The wind was solid and the surf was already mast high. Until the waves get mast high or so, Cloudbreak is too crowded with surfers to kite or windsurf. But once the waves reach a height where paddling in becomes difficult, it becomes one of the best wind and kite waves anywhere. I was going windsurfing! I get seasick on a boat faster than lightning. Even having taken Dramamine, I needed to get off that thing after just a few minutes of putting around watching the conditions. I rigged up as quickly as I could (just thinking of looking down rigging my sail on a boat makes me want to puke) and got out there. I planed right off the boat with a 5.0, which is really unusual wind for Fiji. The summer in Hawaii has not been the best, and I have not flown to Oahu to windsurf Diamond Head even once. So the last time I rode my favored tack was Kona wind Lanes several months ago. I sailed out back and waited for a set.

DIALING IN!

######

* Stated goal *
Continue the account of windsurfing at Cloudbreak from the point where it ends.

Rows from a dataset

######

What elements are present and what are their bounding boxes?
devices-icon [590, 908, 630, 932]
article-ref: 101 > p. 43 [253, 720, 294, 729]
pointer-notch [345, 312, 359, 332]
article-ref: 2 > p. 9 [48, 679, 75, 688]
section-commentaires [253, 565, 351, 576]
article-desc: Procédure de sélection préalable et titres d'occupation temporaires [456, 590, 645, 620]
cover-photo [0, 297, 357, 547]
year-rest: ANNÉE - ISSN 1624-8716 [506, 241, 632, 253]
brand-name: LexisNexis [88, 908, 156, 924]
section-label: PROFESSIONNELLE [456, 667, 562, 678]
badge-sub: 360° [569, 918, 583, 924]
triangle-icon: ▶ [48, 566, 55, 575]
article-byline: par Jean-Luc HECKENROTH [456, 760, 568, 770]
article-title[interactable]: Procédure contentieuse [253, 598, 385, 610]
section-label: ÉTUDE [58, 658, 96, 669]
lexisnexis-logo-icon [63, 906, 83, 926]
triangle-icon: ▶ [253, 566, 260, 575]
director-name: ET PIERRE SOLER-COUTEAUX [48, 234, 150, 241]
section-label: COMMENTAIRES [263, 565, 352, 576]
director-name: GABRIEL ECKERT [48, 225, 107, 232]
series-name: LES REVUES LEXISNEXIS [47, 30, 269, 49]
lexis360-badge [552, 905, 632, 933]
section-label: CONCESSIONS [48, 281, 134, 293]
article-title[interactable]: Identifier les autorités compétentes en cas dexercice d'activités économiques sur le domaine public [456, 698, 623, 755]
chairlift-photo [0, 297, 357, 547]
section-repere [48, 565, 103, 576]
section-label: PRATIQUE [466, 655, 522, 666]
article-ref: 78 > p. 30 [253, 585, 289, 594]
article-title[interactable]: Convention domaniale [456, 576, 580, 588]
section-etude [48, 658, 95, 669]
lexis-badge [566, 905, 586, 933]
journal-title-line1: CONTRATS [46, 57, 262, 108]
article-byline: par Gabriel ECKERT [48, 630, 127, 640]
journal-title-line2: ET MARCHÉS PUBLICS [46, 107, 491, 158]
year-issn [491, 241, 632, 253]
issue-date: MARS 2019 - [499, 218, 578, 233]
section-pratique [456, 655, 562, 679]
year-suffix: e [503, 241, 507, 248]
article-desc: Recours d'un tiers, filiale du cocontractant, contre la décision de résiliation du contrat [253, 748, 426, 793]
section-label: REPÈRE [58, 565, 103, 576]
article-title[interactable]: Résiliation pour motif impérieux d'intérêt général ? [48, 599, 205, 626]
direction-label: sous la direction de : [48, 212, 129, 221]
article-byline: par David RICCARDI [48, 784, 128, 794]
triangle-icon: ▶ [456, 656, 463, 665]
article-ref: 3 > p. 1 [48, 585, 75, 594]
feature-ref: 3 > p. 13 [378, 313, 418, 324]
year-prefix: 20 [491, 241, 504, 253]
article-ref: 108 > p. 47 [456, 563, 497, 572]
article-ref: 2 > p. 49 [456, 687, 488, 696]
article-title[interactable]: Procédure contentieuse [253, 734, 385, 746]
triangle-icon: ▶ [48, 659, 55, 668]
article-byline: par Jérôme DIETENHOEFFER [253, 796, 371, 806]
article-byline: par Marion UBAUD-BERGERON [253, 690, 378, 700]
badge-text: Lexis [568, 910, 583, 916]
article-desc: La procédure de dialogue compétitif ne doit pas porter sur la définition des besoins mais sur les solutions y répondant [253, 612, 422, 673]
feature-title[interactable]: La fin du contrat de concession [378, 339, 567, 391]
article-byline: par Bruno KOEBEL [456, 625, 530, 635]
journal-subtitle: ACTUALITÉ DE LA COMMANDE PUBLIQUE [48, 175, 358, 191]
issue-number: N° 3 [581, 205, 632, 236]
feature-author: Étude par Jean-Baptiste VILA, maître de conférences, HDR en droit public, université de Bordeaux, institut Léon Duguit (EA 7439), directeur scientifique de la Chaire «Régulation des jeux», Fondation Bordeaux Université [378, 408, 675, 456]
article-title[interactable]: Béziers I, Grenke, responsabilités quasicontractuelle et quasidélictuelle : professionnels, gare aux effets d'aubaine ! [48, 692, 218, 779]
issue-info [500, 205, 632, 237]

######

* Written answer *
The outside peak at Cloudbreak is big and fat as it pulls off the deep water, then builds up speed, power, and cleans up as the wave wraps in along the reef. By the time it reaches the inside section it is a roping hollow wave with almost straight offshore winds. From my very first wave I felt at home, surprised that my board, fin setup etc. felt so comfortable after so long standing the other way. It’s like riding a bike. You can take a break, feel a little apprehensive at first, but after a few minutes you are back to riding wheelies. Although I was not smacking the lip or doing aerials, I had a blast. I laid down some bottom turns that felt like they were pulling several G’s. If I got the second or third wave of a set, the wave was so smooth it felt like you could almost ride without fins at all and still be fine…just carving off your rail… no bumps, no chop at all, and a perfectly peeling and predictable wave with no closeouts or sections. It is almost too easy, yet at the same time extremely intimidating because you know that if you do go down or get caught behind the section and have to straighten out… your day is likely done. Most waves were in the five to eight foot range, but a couple of sets looked like small

Peahi turned into a left…something I normally only dream about.

DREAM SESSION!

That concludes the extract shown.